Information supplied:
● ● ●
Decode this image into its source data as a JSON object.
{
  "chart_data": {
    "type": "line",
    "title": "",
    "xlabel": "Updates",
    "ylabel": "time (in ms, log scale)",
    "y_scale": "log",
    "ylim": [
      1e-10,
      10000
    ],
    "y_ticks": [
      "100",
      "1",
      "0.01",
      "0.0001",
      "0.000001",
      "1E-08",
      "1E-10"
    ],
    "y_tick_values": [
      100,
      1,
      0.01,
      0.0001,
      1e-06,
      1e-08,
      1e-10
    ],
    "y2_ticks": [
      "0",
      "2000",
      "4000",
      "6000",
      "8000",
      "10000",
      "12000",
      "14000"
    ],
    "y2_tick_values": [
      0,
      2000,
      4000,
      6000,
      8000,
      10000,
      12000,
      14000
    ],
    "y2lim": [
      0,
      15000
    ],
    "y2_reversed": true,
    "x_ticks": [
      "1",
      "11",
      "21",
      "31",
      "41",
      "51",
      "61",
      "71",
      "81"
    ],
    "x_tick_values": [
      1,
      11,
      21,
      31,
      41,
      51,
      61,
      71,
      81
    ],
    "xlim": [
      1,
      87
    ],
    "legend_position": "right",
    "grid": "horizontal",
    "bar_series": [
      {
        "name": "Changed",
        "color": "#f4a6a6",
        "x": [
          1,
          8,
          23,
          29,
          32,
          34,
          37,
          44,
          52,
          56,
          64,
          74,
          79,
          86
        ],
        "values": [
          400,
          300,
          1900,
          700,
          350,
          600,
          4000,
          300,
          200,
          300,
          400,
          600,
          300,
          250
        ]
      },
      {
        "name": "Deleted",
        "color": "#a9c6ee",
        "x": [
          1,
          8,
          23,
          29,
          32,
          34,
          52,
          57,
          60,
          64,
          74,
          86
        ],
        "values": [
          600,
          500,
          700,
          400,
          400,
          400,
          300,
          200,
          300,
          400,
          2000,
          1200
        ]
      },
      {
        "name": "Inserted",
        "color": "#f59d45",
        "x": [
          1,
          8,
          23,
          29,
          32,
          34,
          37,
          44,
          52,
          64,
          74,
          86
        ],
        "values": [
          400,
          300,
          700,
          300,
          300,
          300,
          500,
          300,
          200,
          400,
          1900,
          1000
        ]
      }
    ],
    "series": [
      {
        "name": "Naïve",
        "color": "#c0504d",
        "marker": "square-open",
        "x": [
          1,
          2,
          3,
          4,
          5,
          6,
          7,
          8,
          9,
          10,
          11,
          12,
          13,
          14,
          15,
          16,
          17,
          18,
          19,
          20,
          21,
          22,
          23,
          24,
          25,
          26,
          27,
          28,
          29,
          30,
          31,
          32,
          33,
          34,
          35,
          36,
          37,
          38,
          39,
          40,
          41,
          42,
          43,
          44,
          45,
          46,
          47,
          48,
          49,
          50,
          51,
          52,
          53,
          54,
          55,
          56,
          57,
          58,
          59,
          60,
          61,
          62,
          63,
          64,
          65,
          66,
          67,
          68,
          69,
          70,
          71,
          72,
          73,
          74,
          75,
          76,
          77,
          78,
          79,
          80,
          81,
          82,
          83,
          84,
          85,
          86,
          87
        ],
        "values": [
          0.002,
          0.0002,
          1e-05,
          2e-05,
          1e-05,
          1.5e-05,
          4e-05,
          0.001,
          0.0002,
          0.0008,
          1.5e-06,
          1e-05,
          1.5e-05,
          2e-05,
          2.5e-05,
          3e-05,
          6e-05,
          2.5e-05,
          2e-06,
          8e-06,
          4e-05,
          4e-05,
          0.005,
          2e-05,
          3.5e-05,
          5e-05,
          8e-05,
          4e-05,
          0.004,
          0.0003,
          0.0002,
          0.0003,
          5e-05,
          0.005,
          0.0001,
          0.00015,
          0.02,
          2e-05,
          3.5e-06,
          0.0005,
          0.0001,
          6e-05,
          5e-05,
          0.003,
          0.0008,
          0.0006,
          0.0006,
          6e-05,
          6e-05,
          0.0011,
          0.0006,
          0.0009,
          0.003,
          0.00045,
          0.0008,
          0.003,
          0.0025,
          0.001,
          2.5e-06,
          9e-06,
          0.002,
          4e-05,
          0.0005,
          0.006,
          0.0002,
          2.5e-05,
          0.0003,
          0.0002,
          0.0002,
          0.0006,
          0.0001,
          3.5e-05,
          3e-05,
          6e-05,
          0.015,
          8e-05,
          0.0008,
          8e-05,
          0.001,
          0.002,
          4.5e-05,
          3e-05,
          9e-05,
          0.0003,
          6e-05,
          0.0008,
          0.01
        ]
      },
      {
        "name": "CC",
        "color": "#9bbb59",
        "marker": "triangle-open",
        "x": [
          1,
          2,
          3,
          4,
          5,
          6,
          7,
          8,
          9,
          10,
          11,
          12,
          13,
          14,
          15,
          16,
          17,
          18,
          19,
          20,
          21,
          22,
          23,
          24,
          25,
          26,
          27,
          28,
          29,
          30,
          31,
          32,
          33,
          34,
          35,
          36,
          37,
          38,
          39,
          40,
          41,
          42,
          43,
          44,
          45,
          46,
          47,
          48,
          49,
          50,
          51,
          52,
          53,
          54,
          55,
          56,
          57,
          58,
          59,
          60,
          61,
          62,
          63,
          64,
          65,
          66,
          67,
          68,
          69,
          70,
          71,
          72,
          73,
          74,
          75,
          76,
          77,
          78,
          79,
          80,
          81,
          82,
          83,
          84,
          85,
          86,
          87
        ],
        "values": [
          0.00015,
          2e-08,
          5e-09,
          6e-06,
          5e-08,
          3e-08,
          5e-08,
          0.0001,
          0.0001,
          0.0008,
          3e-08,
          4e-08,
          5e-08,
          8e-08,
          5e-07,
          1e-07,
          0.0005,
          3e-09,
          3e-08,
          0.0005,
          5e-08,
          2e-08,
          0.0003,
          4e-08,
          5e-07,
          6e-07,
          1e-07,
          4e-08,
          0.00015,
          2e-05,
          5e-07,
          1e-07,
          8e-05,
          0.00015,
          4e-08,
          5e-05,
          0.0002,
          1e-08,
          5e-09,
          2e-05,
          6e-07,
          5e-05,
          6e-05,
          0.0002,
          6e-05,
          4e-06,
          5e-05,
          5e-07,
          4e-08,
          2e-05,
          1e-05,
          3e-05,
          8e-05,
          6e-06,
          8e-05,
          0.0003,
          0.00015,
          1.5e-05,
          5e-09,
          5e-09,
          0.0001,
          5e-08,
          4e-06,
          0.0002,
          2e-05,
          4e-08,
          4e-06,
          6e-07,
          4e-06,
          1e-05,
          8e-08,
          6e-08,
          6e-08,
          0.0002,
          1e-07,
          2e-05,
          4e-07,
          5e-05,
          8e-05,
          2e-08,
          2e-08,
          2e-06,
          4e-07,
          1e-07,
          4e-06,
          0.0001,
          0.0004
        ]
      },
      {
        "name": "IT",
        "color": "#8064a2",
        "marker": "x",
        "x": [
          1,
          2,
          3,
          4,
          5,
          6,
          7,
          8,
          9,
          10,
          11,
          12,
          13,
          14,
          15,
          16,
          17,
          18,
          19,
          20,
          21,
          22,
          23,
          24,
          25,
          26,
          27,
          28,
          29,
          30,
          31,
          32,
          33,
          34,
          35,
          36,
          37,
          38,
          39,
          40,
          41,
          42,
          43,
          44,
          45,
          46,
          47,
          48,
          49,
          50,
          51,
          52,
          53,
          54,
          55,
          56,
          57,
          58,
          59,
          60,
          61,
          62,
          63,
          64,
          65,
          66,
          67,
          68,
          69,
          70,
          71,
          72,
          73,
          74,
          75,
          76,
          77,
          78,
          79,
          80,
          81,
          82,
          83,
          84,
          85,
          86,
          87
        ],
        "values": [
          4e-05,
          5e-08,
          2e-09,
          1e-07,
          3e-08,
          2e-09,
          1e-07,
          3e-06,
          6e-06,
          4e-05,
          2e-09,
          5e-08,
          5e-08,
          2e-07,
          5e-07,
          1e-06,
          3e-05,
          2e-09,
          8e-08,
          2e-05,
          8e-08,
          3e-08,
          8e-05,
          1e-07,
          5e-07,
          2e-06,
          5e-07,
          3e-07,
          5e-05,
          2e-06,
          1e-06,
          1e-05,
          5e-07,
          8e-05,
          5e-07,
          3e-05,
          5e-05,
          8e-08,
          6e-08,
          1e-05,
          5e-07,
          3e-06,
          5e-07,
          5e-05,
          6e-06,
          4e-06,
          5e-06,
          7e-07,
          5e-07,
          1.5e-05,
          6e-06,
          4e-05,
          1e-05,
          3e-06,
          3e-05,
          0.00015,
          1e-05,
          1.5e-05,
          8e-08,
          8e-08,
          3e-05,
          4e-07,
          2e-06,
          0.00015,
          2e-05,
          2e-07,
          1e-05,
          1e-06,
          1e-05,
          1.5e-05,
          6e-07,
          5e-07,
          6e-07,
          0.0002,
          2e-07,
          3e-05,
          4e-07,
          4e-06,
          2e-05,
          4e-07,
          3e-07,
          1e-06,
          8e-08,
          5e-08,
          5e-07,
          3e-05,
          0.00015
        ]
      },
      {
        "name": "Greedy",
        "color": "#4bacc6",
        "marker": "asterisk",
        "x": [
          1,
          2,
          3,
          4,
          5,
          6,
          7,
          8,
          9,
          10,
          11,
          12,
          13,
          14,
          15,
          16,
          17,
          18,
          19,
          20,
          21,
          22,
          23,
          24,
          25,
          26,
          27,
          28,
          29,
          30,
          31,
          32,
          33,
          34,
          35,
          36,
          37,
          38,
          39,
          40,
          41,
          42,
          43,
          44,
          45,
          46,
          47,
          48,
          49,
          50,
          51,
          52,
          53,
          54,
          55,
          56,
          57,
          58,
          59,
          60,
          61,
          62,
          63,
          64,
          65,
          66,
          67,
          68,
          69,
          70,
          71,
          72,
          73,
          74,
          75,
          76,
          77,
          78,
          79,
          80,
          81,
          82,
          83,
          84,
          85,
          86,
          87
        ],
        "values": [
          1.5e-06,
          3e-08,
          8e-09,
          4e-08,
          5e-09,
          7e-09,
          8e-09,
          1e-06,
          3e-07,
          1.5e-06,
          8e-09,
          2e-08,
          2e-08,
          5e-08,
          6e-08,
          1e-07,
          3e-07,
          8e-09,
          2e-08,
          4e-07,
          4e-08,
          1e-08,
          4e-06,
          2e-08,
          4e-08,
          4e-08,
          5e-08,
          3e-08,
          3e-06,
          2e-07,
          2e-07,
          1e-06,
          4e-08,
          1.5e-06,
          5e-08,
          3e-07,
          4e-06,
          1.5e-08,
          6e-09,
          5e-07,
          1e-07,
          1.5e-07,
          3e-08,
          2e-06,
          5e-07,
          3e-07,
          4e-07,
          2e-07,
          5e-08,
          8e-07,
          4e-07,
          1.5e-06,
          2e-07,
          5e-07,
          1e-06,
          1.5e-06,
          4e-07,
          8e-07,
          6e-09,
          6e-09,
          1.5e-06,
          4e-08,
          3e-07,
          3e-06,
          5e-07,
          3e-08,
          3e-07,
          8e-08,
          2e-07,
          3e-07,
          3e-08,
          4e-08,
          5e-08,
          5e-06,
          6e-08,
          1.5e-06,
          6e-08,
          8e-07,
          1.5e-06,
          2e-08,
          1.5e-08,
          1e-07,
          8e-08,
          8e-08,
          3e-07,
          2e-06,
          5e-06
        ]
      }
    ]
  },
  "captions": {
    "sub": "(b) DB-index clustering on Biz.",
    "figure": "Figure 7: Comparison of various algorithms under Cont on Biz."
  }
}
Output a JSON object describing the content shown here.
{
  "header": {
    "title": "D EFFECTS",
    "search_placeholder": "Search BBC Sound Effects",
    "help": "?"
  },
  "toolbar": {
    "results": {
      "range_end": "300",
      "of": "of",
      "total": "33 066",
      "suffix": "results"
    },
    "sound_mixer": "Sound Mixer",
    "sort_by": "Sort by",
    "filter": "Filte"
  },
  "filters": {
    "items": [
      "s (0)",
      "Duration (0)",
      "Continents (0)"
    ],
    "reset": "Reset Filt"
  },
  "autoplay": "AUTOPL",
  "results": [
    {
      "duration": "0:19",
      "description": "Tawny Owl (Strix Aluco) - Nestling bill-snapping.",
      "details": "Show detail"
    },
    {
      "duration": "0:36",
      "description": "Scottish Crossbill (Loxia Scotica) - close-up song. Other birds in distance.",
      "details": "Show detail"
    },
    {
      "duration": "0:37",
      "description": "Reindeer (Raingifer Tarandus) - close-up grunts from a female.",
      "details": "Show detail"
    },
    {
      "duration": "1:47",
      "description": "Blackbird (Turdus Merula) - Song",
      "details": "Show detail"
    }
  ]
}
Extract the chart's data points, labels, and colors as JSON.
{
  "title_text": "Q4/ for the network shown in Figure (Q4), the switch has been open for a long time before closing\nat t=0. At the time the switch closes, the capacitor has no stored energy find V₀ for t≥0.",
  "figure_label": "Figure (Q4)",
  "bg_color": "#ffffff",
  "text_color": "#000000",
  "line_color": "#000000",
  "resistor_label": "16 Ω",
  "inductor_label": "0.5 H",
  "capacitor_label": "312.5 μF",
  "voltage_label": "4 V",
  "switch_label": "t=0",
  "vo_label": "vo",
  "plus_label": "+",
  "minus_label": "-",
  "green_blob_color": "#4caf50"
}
● ● ●
Exercise goal:
All lines of the data above that include the word "open" must be shown.

Expected output:
        "marker": "square-open",
        "marker": "triangle-open",
  "title_text": "Q4/ for the network shown in Figure (Q4), the switch has been open for a long time before closing\nat t=0. At the time the switch closes, the capacitor has no stored energy find V₀ for t≥0.",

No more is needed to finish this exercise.